Give the listing again exactly, omitting its images.
# Start of Record extracts
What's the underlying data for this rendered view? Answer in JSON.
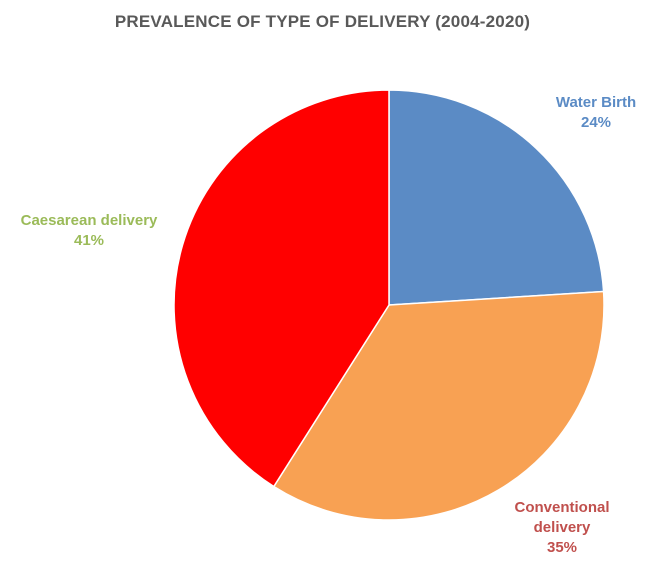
{
  "chart_data": {
    "type": "pie",
    "title": "PREVALENCE OF TYPE OF DELIVERY (2004-2020)",
    "slices": [
      {
        "name": "Water Birth",
        "label_lines": [
          "Water Birth"
        ],
        "percent_label": "24%",
        "value": 24,
        "color": "#5B8BC5",
        "label_color": "#5B8BC5"
      },
      {
        "name": "Conventional delivery",
        "label_lines": [
          "Conventional",
          "delivery"
        ],
        "percent_label": "35%",
        "value": 35,
        "color": "#F8A153",
        "label_color": "#C0504D"
      },
      {
        "name": "Caesarean delivery",
        "label_lines": [
          "Caesarean delivery"
        ],
        "percent_label": "41%",
        "value": 41,
        "color": "#FF0000",
        "label_color": "#9BBB59"
      }
    ],
    "start_angle": "12 o'clock",
    "direction": "clockwise",
    "legend": "none"
  }
}
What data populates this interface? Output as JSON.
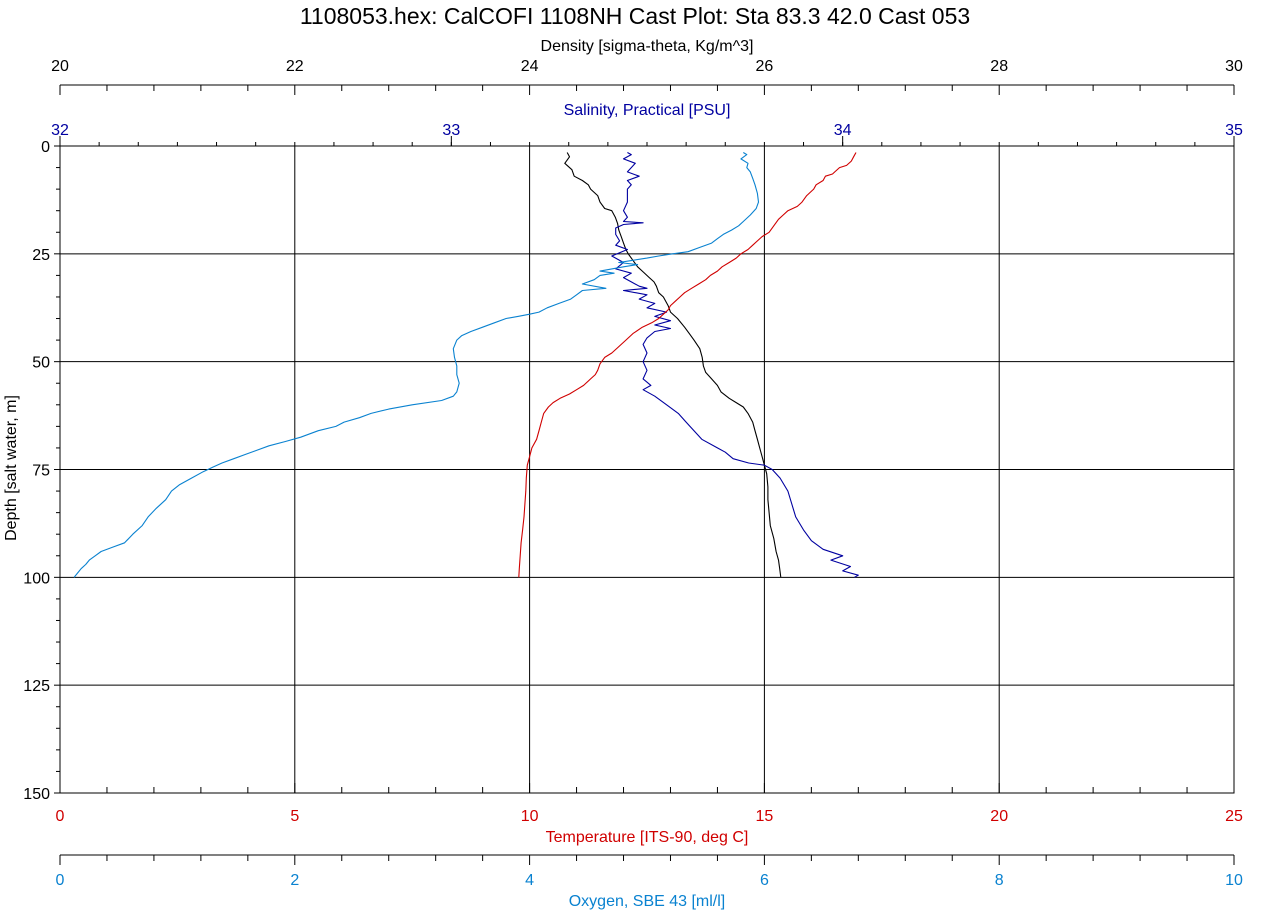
# End of Record extracts
Result of the task:
What's the underlying data for this rendered view? Answer in JSON.
{
  "chart_data": {
    "type": "pie",
    "title": "PREVALENCE OF TYPE OF DELIVERY (2004-2020)",
    "slices": [
      {
        "name": "Water Birth",
        "label_lines": [
          "Water Birth"
        ],
        "percent_label": "24%",
        "value": 24,
        "color": "#5B8BC5",
        "label_color": "#5B8BC5"
      },
      {
        "name": "Conventional delivery",
        "label_lines": [
          "Conventional",
          "delivery"
        ],
        "percent_label": "35%",
        "value": 35,
        "color": "#F8A153",
        "label_color": "#C0504D"
      },
      {
        "name": "Caesarean delivery",
        "label_lines": [
          "Caesarean delivery"
        ],
        "percent_label": "41%",
        "value": 41,
        "color": "#FF0000",
        "label_color": "#9BBB59"
      }
    ],
    "start_angle": "12 o'clock",
    "direction": "clockwise",
    "legend": "none"
  }
}
What data populates this interface? Output as JSON.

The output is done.